=== Task directions ===
Give back the full listing verbatim, apart from its images.

★ ★ ★

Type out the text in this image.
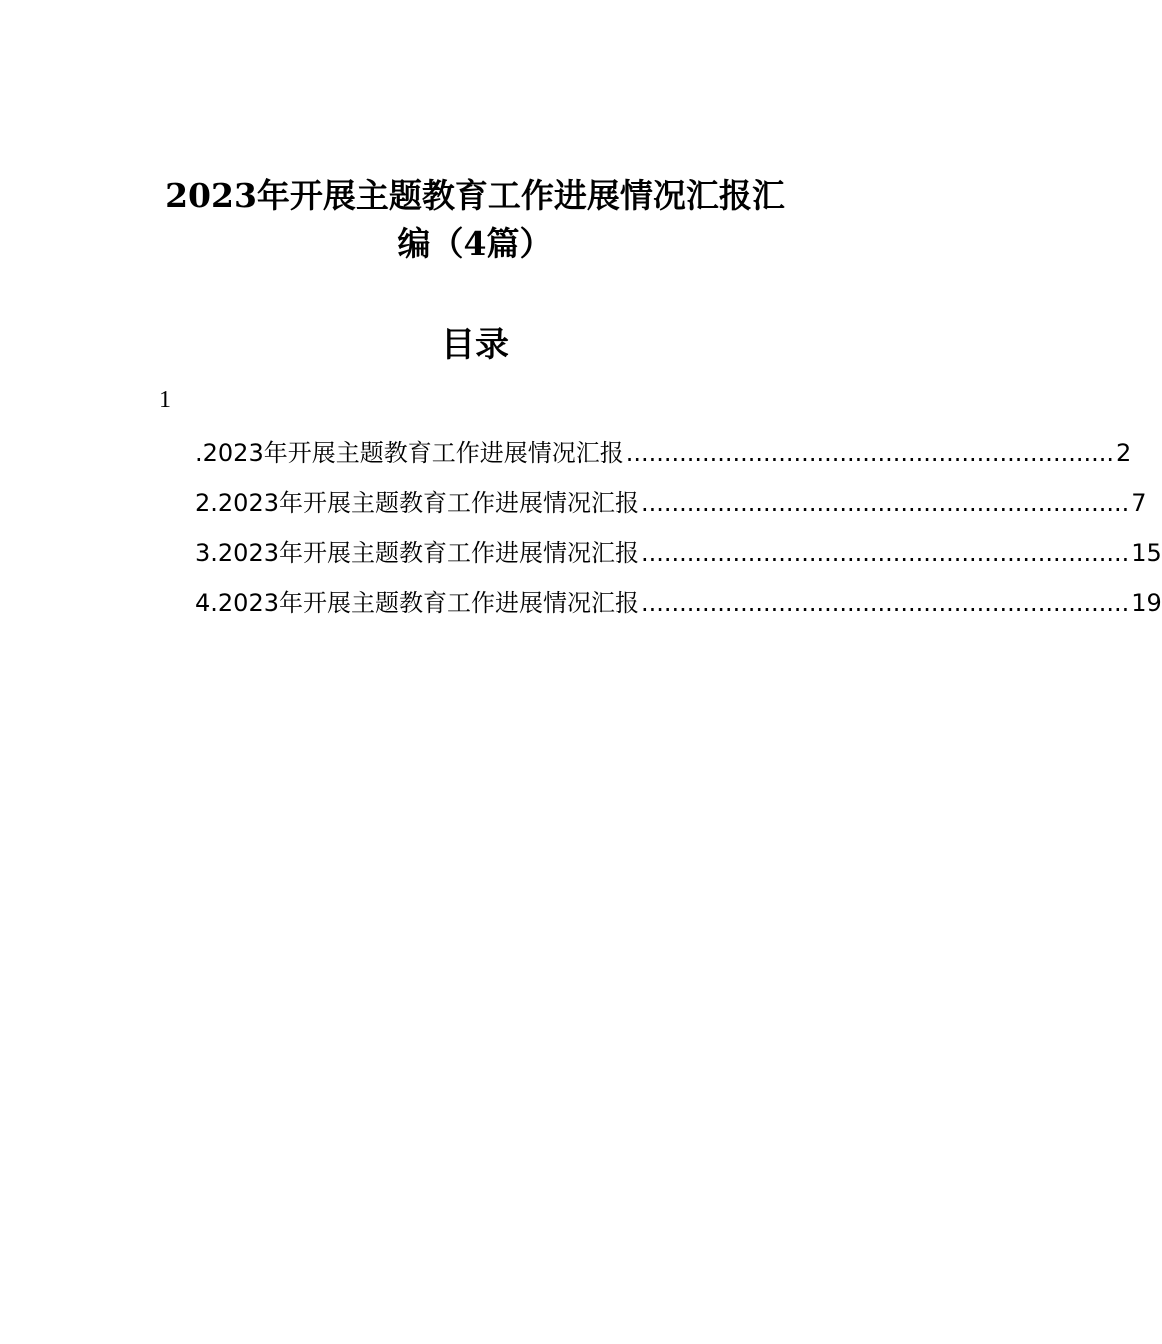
2023年开展主题教育工作进展情况汇报汇
编（4篇）
目录
1
.2023年开展主题教育工作进展情况汇报 ................................................................ 2
2.2023年开展主题教育工作进展情况汇报 ................................................................ 7
3.2023年开展主题教育工作进展情况汇报 ................................................................ 15
4.2023年开展主题教育工作进展情况汇报 ................................................................ 19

★ ★ ★

=== Output of the task ===
Type out the text in this image.
2023年开展主题教育工作进展情况汇报汇
编（4篇）
目录
1
.2023年开展主题教育工作进展情况汇报 ................................................................ 2
2.2023年开展主题教育工作进展情况汇报 ................................................................ 7
3.2023年开展主题教育工作进展情况汇报 ................................................................ 15
4.2023年开展主题教育工作进展情况汇报 ................................................................ 19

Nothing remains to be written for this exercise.